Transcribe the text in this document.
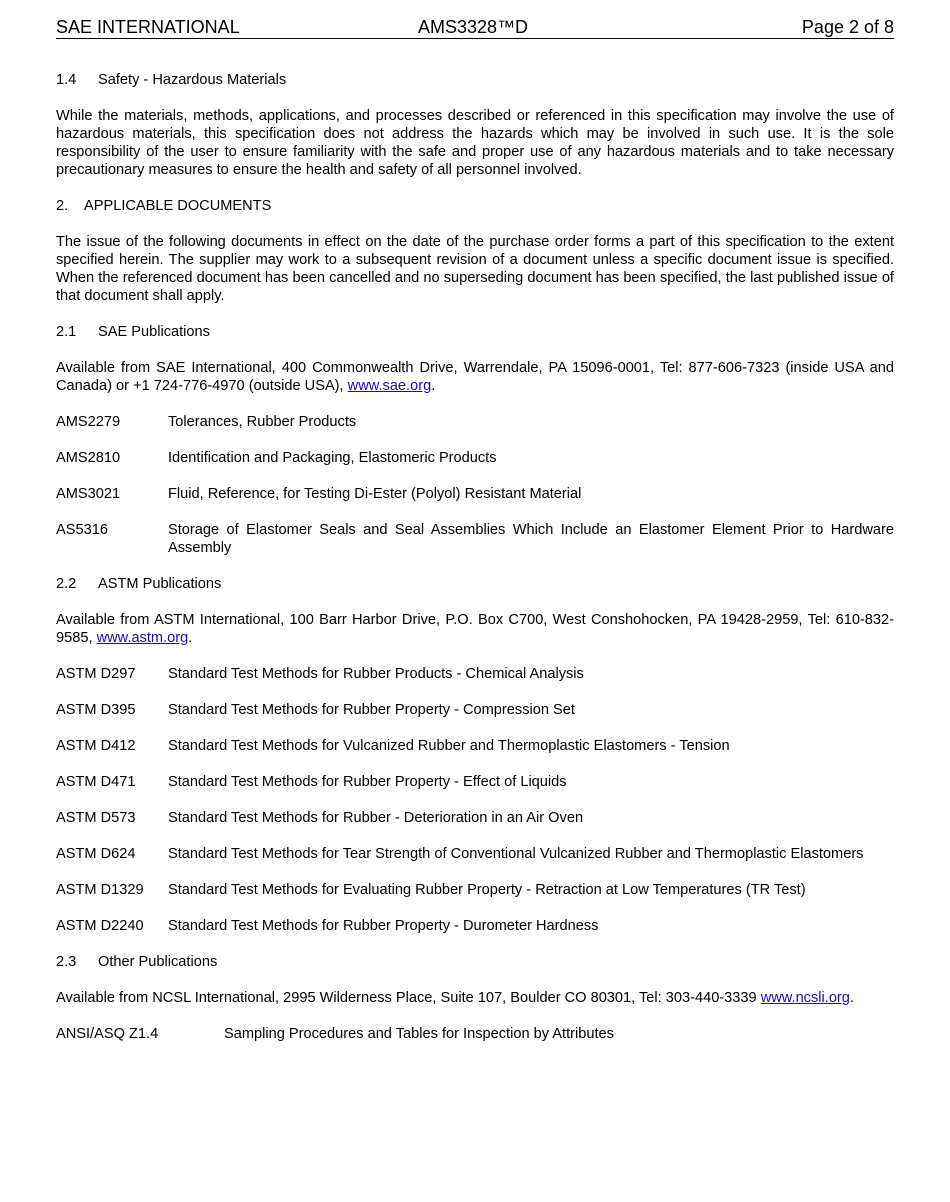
SAE INTERNATIONAL	AMS3328™D	Page 2 of 8
1.4 Safety - Hazardous Materials

While the materials, methods, applications, and processes described or referenced in this specification may involve the use of hazardous materials, this specification does not address the hazards which may be involved in such use. It is the sole responsibility of the user to ensure familiarity with the safe and proper use of any hazardous materials and to take necessary precautionary measures to ensure the health and safety of all personnel involved.

2. APPLICABLE DOCUMENTS

The issue of the following documents in effect on the date of the purchase order forms a part of this specification to the extent specified herein. The supplier may work to a subsequent revision of a document unless a specific document issue is specified. When the referenced document has been cancelled and no superseding document has been specified, the last published issue of that document shall apply.

2.1 SAE Publications

Available from SAE International, 400 Commonwealth Drive, Warrendale, PA 15096-0001, Tel: 877-606-7323 (inside USA and Canada) or +1 724-776-4970 (outside USA), www.sae.org.

AMS2279	Tolerances, Rubber Products
AMS2810	Identification and Packaging, Elastomeric Products
AMS3021	Fluid, Reference, for Testing Di-Ester (Polyol) Resistant Material
AS5316	Storage of Elastomer Seals and Seal Assemblies Which Include an Elastomer Element Prior to Hardware Assembly
2.2 ASTM Publications

Available from ASTM International, 100 Barr Harbor Drive, P.O. Box C700, West Conshohocken, PA 19428-2959, Tel: 610-832-9585, www.astm.org.

ASTM D297	Standard Test Methods for Rubber Products - Chemical Analysis
ASTM D395	Standard Test Methods for Rubber Property - Compression Set
ASTM D412	Standard Test Methods for Vulcanized Rubber and Thermoplastic Elastomers - Tension
ASTM D471	Standard Test Methods for Rubber Property - Effect of Liquids
ASTM D573	Standard Test Methods for Rubber - Deterioration in an Air Oven
ASTM D624	Standard Test Methods for Tear Strength of Conventional Vulcanized Rubber and Thermoplastic Elastomers
ASTM D1329	Standard Test Methods for Evaluating Rubber Property - Retraction at Low Temperatures (TR Test)
ASTM D2240	Standard Test Methods for Rubber Property - Durometer Hardness
2.3 Other Publications

Available from NCSL International, 2995 Wilderness Place, Suite 107, Boulder CO 80301, Tel: 303-440-3339 www.ncsli.org.

ANSI/ASQ Z1.4	Sampling Procedures and Tables for Inspection by Attributes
# # # # # # #
WHAT IS EXPECTED:
Scan the records for the string "Products". Copy each line in which it appears.

SOLUTION TO THIS EXERCISE:
AMS2279	Tolerances, Rubber Products
AMS2810	Identification and Packaging, Elastomeric Products
ASTM D297	Standard Test Methods for Rubber Products - Chemical Analysis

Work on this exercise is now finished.